■ **DIRECTIVE**:
Copy the part of the data that opens with the first line and closes with the line containing "star-dot (34, 878, 44, 888)", both ends included, reproducing each line unchanged.

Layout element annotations
————
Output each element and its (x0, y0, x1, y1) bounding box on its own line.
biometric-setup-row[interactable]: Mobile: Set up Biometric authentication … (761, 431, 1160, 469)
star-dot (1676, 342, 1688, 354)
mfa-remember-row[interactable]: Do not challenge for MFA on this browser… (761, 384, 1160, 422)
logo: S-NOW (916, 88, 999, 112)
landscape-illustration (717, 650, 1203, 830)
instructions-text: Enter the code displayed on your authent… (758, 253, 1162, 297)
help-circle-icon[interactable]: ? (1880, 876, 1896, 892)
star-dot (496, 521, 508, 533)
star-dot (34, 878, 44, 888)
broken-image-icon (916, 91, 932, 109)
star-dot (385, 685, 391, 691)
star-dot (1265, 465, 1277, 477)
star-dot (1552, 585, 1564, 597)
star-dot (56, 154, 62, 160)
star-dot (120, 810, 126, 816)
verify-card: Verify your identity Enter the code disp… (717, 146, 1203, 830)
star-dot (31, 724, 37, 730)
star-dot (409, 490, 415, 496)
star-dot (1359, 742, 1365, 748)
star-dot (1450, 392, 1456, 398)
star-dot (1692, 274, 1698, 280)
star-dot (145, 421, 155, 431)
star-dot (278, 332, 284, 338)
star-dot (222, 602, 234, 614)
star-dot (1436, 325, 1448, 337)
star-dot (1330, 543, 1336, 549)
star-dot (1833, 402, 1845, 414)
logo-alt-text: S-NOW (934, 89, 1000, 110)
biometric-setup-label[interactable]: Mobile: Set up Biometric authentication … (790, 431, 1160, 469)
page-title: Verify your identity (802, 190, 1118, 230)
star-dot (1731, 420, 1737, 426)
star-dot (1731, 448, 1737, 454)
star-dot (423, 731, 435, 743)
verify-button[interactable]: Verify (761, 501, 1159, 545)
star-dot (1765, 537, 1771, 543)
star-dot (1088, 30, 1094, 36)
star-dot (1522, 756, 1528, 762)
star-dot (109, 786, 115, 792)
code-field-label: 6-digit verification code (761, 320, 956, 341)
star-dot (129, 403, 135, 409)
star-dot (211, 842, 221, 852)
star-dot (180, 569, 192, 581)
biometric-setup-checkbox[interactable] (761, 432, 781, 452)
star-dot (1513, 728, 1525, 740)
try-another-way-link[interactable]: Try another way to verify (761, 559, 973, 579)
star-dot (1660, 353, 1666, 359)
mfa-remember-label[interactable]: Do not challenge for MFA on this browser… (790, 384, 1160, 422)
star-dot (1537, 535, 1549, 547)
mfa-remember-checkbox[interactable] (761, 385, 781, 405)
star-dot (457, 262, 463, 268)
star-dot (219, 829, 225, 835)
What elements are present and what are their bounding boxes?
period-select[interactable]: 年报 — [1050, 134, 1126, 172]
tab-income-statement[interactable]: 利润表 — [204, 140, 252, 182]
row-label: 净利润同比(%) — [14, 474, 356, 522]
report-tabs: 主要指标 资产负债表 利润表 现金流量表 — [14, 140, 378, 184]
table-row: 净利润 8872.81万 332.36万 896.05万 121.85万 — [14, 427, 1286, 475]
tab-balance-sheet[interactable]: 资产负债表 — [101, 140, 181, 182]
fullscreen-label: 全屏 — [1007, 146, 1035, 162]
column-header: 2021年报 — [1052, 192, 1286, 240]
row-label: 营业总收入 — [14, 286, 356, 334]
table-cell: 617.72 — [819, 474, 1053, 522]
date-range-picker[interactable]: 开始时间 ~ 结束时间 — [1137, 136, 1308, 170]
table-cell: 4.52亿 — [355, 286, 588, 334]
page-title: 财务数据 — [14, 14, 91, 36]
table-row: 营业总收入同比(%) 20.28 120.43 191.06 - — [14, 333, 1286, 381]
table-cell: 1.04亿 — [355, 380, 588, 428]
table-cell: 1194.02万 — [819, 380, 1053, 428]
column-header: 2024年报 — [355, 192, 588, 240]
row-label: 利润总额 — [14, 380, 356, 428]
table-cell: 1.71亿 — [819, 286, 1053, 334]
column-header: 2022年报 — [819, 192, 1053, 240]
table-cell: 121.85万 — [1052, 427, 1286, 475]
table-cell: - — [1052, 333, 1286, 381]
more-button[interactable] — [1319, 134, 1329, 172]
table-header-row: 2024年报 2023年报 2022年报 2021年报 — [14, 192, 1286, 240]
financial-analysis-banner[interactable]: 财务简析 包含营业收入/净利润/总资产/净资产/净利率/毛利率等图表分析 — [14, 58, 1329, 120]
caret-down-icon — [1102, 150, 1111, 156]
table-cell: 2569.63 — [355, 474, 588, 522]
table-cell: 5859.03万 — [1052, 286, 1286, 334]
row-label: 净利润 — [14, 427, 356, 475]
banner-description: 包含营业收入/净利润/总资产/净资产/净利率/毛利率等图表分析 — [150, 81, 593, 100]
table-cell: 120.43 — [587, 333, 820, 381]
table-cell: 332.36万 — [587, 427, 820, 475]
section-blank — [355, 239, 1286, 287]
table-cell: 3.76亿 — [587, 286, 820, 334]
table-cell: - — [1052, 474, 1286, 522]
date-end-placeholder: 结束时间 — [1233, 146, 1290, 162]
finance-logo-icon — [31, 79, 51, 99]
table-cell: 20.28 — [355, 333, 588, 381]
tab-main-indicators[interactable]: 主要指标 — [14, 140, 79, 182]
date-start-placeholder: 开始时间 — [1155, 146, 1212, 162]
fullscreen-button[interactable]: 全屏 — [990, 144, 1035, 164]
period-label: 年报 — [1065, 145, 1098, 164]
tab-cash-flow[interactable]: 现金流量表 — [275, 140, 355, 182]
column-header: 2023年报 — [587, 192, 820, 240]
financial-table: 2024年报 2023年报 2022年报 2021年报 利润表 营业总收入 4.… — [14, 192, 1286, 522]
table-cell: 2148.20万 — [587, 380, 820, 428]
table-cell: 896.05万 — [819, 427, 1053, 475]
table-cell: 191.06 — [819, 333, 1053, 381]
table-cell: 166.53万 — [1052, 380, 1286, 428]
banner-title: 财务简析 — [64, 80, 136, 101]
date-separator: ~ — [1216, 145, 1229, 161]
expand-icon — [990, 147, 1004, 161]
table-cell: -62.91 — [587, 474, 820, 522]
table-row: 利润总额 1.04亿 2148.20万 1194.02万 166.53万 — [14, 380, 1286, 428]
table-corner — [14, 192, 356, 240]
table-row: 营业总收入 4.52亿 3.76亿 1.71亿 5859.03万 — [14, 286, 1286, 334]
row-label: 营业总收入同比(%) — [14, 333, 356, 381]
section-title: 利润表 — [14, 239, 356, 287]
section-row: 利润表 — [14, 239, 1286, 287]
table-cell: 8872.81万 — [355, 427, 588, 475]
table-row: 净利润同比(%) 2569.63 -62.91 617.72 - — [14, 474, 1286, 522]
————
■ **EXERCISE ANSWER**:
Output each element and its (x0, y0, x1, y1) bounding box on its own line.
biometric-setup-row[interactable]: Mobile: Set up Biometric authentication … (761, 431, 1160, 469)
star-dot (1676, 342, 1688, 354)
mfa-remember-row[interactable]: Do not challenge for MFA on this browser… (761, 384, 1160, 422)
logo: S-NOW (916, 88, 999, 112)
landscape-illustration (717, 650, 1203, 830)
instructions-text: Enter the code displayed on your authent… (758, 253, 1162, 297)
help-circle-icon[interactable]: ? (1880, 876, 1896, 892)
star-dot (496, 521, 508, 533)
star-dot (34, 878, 44, 888)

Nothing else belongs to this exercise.